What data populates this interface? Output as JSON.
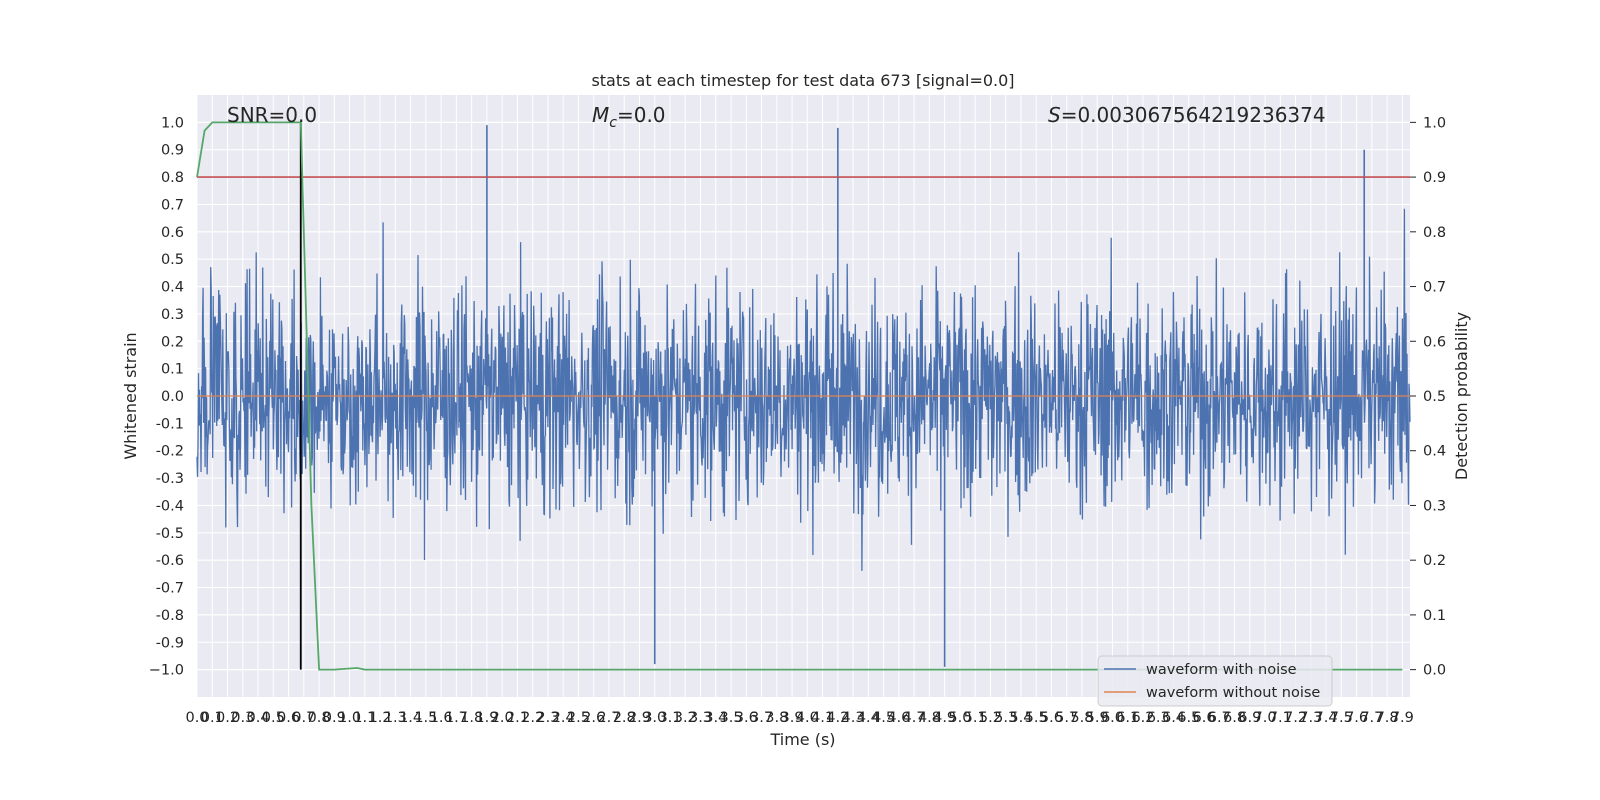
{
  "chart_data": {
    "type": "line",
    "title": "stats at each timestep for test data 673 [signal=0.0]",
    "xlabel": "Time (s)",
    "ylabel_left": "Whitened strain",
    "ylabel_right": "Detection probability",
    "xlim": [
      0.0,
      7.95
    ],
    "ylim_left": [
      -1.1,
      1.1
    ],
    "ylim_right": [
      -0.05,
      1.05
    ],
    "grid": true,
    "legend_position": "lower-right",
    "x_ticks": [
      "0.0",
      "0.1",
      "0.2",
      "0.3",
      "0.4",
      "0.5",
      "0.6",
      "0.7",
      "0.8",
      "0.9",
      "1.0",
      "1.1",
      "1.2",
      "1.3",
      "1.4",
      "1.5",
      "1.6",
      "1.7",
      "1.8",
      "1.9",
      "2.0",
      "2.1",
      "2.2",
      "2.3",
      "2.4",
      "2.5",
      "2.6",
      "2.7",
      "2.8",
      "2.9",
      "3.0",
      "3.1",
      "3.2",
      "3.3",
      "3.4",
      "3.5",
      "3.6",
      "3.7",
      "3.8",
      "3.9",
      "4.0",
      "4.1",
      "4.2",
      "4.3",
      "4.4",
      "4.5",
      "4.6",
      "4.7",
      "4.8",
      "4.9",
      "5.0",
      "5.1",
      "5.2",
      "5.3",
      "5.4",
      "5.5",
      "5.6",
      "5.7",
      "5.8",
      "5.9",
      "6.0",
      "6.1",
      "6.2",
      "6.3",
      "6.4",
      "6.5",
      "6.6",
      "6.7",
      "6.8",
      "6.9",
      "7.0",
      "7.1",
      "7.2",
      "7.3",
      "7.4",
      "7.5",
      "7.6",
      "7.7",
      "7.8",
      "7.9"
    ],
    "y_ticks_left": [
      "1.0",
      "0.9",
      "0.8",
      "0.7",
      "0.6",
      "0.5",
      "0.4",
      "0.3",
      "0.2",
      "0.1",
      "0.0",
      "-0.1",
      "-0.2",
      "-0.3",
      "-0.4",
      "-0.5",
      "-0.6",
      "-0.7",
      "-0.8",
      "-0.9",
      "−1.0"
    ],
    "y_ticks_right": [
      "1.0",
      "0.9",
      "0.8",
      "0.7",
      "0.6",
      "0.5",
      "0.4",
      "0.3",
      "0.2",
      "0.1",
      "0.0"
    ],
    "annotations": {
      "snr": "SNR=0.0",
      "mc_symbol": "M",
      "mc_subscript": "c",
      "mc_value": "=0.0",
      "s_symbol": "S",
      "s_value": "=0.003067564219236374"
    },
    "threshold_probability": 0.9,
    "marker_time": 0.68,
    "series": [
      {
        "name": "waveform with noise",
        "color": "#4c72b0",
        "description": "noise only, roughly spanning -1.0 to 1.0 in strain",
        "noise_range": [
          -1.0,
          1.0
        ],
        "notable_peaks": [
          {
            "x": 1.9,
            "y": 0.99
          },
          {
            "x": 4.2,
            "y": 0.98
          },
          {
            "x": 7.65,
            "y": 0.9
          },
          {
            "x": 3.0,
            "y": -0.98
          },
          {
            "x": 4.9,
            "y": -0.99
          }
        ]
      },
      {
        "name": "waveform without noise",
        "color": "#dd8452",
        "description": "flat at zero (signal=0.0)",
        "x": [
          0.0,
          7.95
        ],
        "y": [
          0.0,
          0.0
        ]
      },
      {
        "name": "detection probability",
        "color": "#55a868",
        "axis": "right",
        "x": [
          0.0,
          0.05,
          0.1,
          0.2,
          0.3,
          0.4,
          0.5,
          0.6,
          0.68,
          0.7,
          0.75,
          0.8,
          0.9,
          1.0,
          1.05,
          1.1,
          1.2,
          7.9
        ],
        "y": [
          0.9,
          0.985,
          1.0,
          1.0,
          1.0,
          1.0,
          1.0,
          1.0,
          1.0,
          0.8,
          0.3,
          0.0,
          0.0,
          0.002,
          0.003,
          0.0,
          0.0,
          0.0
        ]
      }
    ],
    "colors": {
      "threshold": "#c44e52",
      "marker": "#000000",
      "background": "#eaeaf2",
      "grid": "#ffffff"
    }
  },
  "legend": {
    "items": [
      {
        "label": "waveform with noise",
        "color": "#4c72b0"
      },
      {
        "label": "waveform without noise",
        "color": "#dd8452"
      }
    ]
  }
}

• _PROBLEM TO WORK ON_
Each record must be quoted in full and exactly. Do not include the pictures.

• _COMPLETE RESPONSE_
What data populates this interface? Output as JSON.
{
  "chart_data": {
    "type": "line",
    "title": "stats at each timestep for test data 673 [signal=0.0]",
    "xlabel": "Time (s)",
    "ylabel_left": "Whitened strain",
    "ylabel_right": "Detection probability",
    "xlim": [
      0.0,
      7.95
    ],
    "ylim_left": [
      -1.1,
      1.1
    ],
    "ylim_right": [
      -0.05,
      1.05
    ],
    "grid": true,
    "legend_position": "lower-right",
    "x_ticks": [
      "0.0",
      "0.1",
      "0.2",
      "0.3",
      "0.4",
      "0.5",
      "0.6",
      "0.7",
      "0.8",
      "0.9",
      "1.0",
      "1.1",
      "1.2",
      "1.3",
      "1.4",
      "1.5",
      "1.6",
      "1.7",
      "1.8",
      "1.9",
      "2.0",
      "2.1",
      "2.2",
      "2.3",
      "2.4",
      "2.5",
      "2.6",
      "2.7",
      "2.8",
      "2.9",
      "3.0",
      "3.1",
      "3.2",
      "3.3",
      "3.4",
      "3.5",
      "3.6",
      "3.7",
      "3.8",
      "3.9",
      "4.0",
      "4.1",
      "4.2",
      "4.3",
      "4.4",
      "4.5",
      "4.6",
      "4.7",
      "4.8",
      "4.9",
      "5.0",
      "5.1",
      "5.2",
      "5.3",
      "5.4",
      "5.5",
      "5.6",
      "5.7",
      "5.8",
      "5.9",
      "6.0",
      "6.1",
      "6.2",
      "6.3",
      "6.4",
      "6.5",
      "6.6",
      "6.7",
      "6.8",
      "6.9",
      "7.0",
      "7.1",
      "7.2",
      "7.3",
      "7.4",
      "7.5",
      "7.6",
      "7.7",
      "7.8",
      "7.9"
    ],
    "y_ticks_left": [
      "1.0",
      "0.9",
      "0.8",
      "0.7",
      "0.6",
      "0.5",
      "0.4",
      "0.3",
      "0.2",
      "0.1",
      "0.0",
      "-0.1",
      "-0.2",
      "-0.3",
      "-0.4",
      "-0.5",
      "-0.6",
      "-0.7",
      "-0.8",
      "-0.9",
      "−1.0"
    ],
    "y_ticks_right": [
      "1.0",
      "0.9",
      "0.8",
      "0.7",
      "0.6",
      "0.5",
      "0.4",
      "0.3",
      "0.2",
      "0.1",
      "0.0"
    ],
    "annotations": {
      "snr": "SNR=0.0",
      "mc_symbol": "M",
      "mc_subscript": "c",
      "mc_value": "=0.0",
      "s_symbol": "S",
      "s_value": "=0.003067564219236374"
    },
    "threshold_probability": 0.9,
    "marker_time": 0.68,
    "series": [
      {
        "name": "waveform with noise",
        "color": "#4c72b0",
        "description": "noise only, roughly spanning -1.0 to 1.0 in strain",
        "noise_range": [
          -1.0,
          1.0
        ],
        "notable_peaks": [
          {
            "x": 1.9,
            "y": 0.99
          },
          {
            "x": 4.2,
            "y": 0.98
          },
          {
            "x": 7.65,
            "y": 0.9
          },
          {
            "x": 3.0,
            "y": -0.98
          },
          {
            "x": 4.9,
            "y": -0.99
          }
        ]
      },
      {
        "name": "waveform without noise",
        "color": "#dd8452",
        "description": "flat at zero (signal=0.0)",
        "x": [
          0.0,
          7.95
        ],
        "y": [
          0.0,
          0.0
        ]
      },
      {
        "name": "detection probability",
        "color": "#55a868",
        "axis": "right",
        "x": [
          0.0,
          0.05,
          0.1,
          0.2,
          0.3,
          0.4,
          0.5,
          0.6,
          0.68,
          0.7,
          0.75,
          0.8,
          0.9,
          1.0,
          1.05,
          1.1,
          1.2,
          7.9
        ],
        "y": [
          0.9,
          0.985,
          1.0,
          1.0,
          1.0,
          1.0,
          1.0,
          1.0,
          1.0,
          0.8,
          0.3,
          0.0,
          0.0,
          0.002,
          0.003,
          0.0,
          0.0,
          0.0
        ]
      }
    ],
    "colors": {
      "threshold": "#c44e52",
      "marker": "#000000",
      "background": "#eaeaf2",
      "grid": "#ffffff"
    }
  },
  "legend": {
    "items": [
      {
        "label": "waveform with noise",
        "color": "#4c72b0"
      },
      {
        "label": "waveform without noise",
        "color": "#dd8452"
      }
    ]
  }
}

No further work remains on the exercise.